Gather all lines from the material that contain "only".
= = =
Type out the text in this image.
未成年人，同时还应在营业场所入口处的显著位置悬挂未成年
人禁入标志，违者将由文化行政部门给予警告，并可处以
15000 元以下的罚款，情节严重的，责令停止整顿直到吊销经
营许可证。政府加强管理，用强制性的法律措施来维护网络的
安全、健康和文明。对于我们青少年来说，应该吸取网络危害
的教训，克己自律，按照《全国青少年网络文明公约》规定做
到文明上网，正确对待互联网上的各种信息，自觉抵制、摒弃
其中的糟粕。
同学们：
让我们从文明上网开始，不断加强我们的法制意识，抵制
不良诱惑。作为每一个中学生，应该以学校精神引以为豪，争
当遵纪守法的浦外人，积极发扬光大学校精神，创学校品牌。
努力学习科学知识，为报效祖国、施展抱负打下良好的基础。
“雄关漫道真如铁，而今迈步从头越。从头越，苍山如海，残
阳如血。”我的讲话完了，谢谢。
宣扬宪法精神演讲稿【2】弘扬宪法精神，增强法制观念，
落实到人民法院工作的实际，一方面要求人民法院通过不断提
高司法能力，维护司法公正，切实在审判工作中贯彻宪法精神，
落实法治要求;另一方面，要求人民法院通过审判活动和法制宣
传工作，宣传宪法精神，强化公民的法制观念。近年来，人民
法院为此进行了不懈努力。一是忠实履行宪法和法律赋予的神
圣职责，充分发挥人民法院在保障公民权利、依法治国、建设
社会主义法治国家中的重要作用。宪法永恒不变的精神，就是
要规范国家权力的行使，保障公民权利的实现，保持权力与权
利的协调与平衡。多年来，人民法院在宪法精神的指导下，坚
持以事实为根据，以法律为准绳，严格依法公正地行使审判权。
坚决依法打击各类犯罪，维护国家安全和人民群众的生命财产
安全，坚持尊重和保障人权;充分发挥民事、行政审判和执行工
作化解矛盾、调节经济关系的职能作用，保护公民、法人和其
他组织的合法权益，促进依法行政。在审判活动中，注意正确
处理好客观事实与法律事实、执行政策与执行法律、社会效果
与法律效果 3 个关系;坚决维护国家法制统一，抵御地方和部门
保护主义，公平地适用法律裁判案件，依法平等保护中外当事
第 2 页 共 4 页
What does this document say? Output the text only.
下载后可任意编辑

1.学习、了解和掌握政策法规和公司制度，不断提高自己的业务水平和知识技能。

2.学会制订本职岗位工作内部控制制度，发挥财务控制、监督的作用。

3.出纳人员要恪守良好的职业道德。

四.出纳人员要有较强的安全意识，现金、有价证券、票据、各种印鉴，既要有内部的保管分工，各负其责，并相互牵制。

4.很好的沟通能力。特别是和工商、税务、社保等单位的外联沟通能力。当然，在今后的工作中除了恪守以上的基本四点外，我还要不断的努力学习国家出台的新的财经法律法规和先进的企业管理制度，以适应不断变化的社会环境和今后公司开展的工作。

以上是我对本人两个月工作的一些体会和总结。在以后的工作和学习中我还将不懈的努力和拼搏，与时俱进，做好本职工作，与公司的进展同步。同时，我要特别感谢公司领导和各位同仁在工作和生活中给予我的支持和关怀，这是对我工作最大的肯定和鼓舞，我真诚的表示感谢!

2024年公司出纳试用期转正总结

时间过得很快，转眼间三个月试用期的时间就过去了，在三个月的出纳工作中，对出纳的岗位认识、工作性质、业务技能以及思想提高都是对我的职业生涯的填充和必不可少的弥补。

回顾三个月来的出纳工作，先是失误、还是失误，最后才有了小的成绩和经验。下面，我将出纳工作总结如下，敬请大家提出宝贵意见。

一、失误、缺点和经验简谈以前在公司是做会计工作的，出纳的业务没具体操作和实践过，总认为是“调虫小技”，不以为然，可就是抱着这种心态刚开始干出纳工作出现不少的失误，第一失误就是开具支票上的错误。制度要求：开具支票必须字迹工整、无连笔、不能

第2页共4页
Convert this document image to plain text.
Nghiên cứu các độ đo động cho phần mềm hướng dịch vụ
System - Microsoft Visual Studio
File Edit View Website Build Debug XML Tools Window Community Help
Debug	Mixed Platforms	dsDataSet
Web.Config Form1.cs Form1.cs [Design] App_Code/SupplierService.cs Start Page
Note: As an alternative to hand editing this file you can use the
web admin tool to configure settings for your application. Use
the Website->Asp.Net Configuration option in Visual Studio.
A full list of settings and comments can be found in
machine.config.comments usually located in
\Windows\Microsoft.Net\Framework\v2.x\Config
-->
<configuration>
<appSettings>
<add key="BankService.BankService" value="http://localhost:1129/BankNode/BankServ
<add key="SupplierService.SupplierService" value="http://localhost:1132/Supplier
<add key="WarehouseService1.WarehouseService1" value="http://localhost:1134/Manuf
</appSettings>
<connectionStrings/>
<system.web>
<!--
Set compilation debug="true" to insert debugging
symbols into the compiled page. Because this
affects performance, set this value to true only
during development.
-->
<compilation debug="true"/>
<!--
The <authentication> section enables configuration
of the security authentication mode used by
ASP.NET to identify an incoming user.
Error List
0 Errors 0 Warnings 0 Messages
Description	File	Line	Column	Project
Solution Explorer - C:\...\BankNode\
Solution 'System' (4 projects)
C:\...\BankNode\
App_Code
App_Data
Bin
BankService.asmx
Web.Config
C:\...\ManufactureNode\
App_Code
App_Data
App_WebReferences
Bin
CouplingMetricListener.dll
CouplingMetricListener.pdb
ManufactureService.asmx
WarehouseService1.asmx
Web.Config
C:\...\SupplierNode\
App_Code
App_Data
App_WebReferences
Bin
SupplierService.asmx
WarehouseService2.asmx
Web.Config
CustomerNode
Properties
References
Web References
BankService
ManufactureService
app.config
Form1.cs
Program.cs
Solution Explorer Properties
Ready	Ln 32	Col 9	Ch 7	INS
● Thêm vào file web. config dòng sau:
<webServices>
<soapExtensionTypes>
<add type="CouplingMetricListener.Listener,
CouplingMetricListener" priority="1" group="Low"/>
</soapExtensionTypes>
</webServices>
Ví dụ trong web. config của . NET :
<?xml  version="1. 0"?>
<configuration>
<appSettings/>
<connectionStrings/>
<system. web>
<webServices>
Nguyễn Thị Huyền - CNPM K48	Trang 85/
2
= = =
(Response):
What does this document say? Output the text only.
affects performance, set this value to true only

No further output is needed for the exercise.